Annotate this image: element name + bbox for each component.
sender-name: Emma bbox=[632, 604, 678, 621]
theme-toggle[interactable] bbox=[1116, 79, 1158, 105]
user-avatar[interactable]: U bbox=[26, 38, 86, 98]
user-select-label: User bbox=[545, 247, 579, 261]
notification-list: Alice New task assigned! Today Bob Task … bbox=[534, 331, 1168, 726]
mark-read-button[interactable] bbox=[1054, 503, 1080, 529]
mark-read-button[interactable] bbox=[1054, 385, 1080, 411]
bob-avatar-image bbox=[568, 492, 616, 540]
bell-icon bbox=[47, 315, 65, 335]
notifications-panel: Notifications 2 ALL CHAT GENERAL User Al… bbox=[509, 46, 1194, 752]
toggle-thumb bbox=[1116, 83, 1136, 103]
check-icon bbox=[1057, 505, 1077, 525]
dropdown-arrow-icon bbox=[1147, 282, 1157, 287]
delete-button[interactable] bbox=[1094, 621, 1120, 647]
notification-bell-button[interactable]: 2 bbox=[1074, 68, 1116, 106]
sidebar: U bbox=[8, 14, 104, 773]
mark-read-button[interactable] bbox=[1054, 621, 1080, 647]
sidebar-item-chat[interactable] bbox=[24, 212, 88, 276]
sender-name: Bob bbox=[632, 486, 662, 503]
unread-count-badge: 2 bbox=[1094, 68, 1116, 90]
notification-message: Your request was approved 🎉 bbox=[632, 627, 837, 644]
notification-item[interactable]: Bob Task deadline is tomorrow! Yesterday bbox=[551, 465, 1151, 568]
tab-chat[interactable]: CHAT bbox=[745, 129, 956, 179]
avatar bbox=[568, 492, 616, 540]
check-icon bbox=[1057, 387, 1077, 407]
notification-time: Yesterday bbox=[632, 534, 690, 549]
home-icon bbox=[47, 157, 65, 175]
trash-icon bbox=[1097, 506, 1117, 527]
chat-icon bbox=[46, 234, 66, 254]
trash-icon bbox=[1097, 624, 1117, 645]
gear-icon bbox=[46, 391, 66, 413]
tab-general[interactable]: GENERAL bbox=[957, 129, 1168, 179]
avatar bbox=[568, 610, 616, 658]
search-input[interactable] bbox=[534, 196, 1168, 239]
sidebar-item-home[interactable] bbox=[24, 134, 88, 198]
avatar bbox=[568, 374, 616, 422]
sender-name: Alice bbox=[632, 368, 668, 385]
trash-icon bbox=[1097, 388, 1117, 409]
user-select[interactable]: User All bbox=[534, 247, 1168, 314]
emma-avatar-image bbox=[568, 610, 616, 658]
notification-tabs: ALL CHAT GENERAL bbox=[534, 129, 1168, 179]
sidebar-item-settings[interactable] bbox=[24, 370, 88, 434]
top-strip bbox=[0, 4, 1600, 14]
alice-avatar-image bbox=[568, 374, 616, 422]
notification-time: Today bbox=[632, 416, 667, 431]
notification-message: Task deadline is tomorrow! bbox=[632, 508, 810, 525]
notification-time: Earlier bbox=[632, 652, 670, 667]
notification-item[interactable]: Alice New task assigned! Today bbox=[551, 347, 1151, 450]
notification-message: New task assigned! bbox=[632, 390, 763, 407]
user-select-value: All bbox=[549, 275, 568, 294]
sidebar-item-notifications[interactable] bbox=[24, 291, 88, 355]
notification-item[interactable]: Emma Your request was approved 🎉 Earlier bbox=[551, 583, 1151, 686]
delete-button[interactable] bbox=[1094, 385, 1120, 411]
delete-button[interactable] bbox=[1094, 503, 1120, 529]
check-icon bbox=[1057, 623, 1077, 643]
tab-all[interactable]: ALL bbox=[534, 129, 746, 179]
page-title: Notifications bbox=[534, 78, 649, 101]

——————————

* WHAT IS BEING ASKED:
Present the lines above as a numbered list, leaving out any blank lines.

* SOLUTION FOR THIS PROBLEM:
1. Annotate this image: element name + bbox for each component.
2. sender-name: Emma bbox=[632, 604, 678, 621]
3. theme-toggle[interactable] bbox=[1116, 79, 1158, 105]
4. user-avatar[interactable]: U bbox=[26, 38, 86, 98]
5. user-select-label: User bbox=[545, 247, 579, 261]
6. notification-list: Alice New task assigned! Today Bob Task … bbox=[534, 331, 1168, 726]
7. mark-read-button[interactable] bbox=[1054, 503, 1080, 529]
8. mark-read-button[interactable] bbox=[1054, 385, 1080, 411]
9. bob-avatar-image bbox=[568, 492, 616, 540]
10. bell-icon bbox=[47, 315, 65, 335]
11. notifications-panel: Notifications 2 ALL CHAT GENERAL User Al… bbox=[509, 46, 1194, 752]
12. toggle-thumb bbox=[1116, 83, 1136, 103]
13. check-icon bbox=[1057, 505, 1077, 525]
14. dropdown-arrow-icon bbox=[1147, 282, 1157, 287]
15. delete-button[interactable] bbox=[1094, 621, 1120, 647]
16. notification-bell-button[interactable]: 2 bbox=[1074, 68, 1116, 106]
17. sidebar: U bbox=[8, 14, 104, 773]
18. mark-read-button[interactable] bbox=[1054, 621, 1080, 647]
19. sidebar-item-chat[interactable] bbox=[24, 212, 88, 276]
20. sender-name: Bob bbox=[632, 486, 662, 503]
21. unread-count-badge: 2 bbox=[1094, 68, 1116, 90]
22. notification-message: Your request was approved 🎉 bbox=[632, 627, 837, 644]
23. notification-item[interactable]: Bob Task deadline is tomorrow! Yesterday bbox=[551, 465, 1151, 568]
24. tab-chat[interactable]: CHAT bbox=[745, 129, 956, 179]
25. avatar bbox=[568, 492, 616, 540]
26. check-icon bbox=[1057, 387, 1077, 407]
27. notification-time: Yesterday bbox=[632, 534, 690, 549]
28. home-icon bbox=[47, 157, 65, 175]
29. trash-icon bbox=[1097, 506, 1117, 527]
30. chat-icon bbox=[46, 234, 66, 254]
31. trash-icon bbox=[1097, 624, 1117, 645]
32. gear-icon bbox=[46, 391, 66, 413]
33. tab-general[interactable]: GENERAL bbox=[957, 129, 1168, 179]
34. avatar bbox=[568, 610, 616, 658]
35. search-input[interactable] bbox=[534, 196, 1168, 239]
36. sidebar-item-home[interactable] bbox=[24, 134, 88, 198]
37. avatar bbox=[568, 374, 616, 422]
38. sender-name: Alice bbox=[632, 368, 668, 385]
39. trash-icon bbox=[1097, 388, 1117, 409]
40. user-select[interactable]: User All bbox=[534, 247, 1168, 314]
41. emma-avatar-image bbox=[568, 610, 616, 658]
42. notification-tabs: ALL CHAT GENERAL bbox=[534, 129, 1168, 179]
43. sidebar-item-settings[interactable] bbox=[24, 370, 88, 434]
44. top-strip bbox=[0, 4, 1600, 14]
45. alice-avatar-image bbox=[568, 374, 616, 422]
46. notification-time: Today bbox=[632, 416, 667, 431]
47. notification-message: Task deadline is tomorrow! bbox=[632, 508, 810, 525]
48. notification-time: Earlier bbox=[632, 652, 670, 667]
49. notification-item[interactable]: Alice New task assigned! Today bbox=[551, 347, 1151, 450]
50. notification-message: New task assigned! bbox=[632, 390, 763, 407]
51. user-select-value: All bbox=[549, 275, 568, 294]
52. sidebar-item-notifications[interactable] bbox=[24, 291, 88, 355]
53. notification-item[interactable]: Emma Your request was approved 🎉 Earlier bbox=[551, 583, 1151, 686]
54. delete-button[interactable] bbox=[1094, 385, 1120, 411]
55. delete-button[interactable] bbox=[1094, 503, 1120, 529]
56. check-icon bbox=[1057, 623, 1077, 643]
57. tab-all[interactable]: ALL bbox=[534, 129, 746, 179]
58. page-title: Notifications bbox=[534, 78, 649, 101]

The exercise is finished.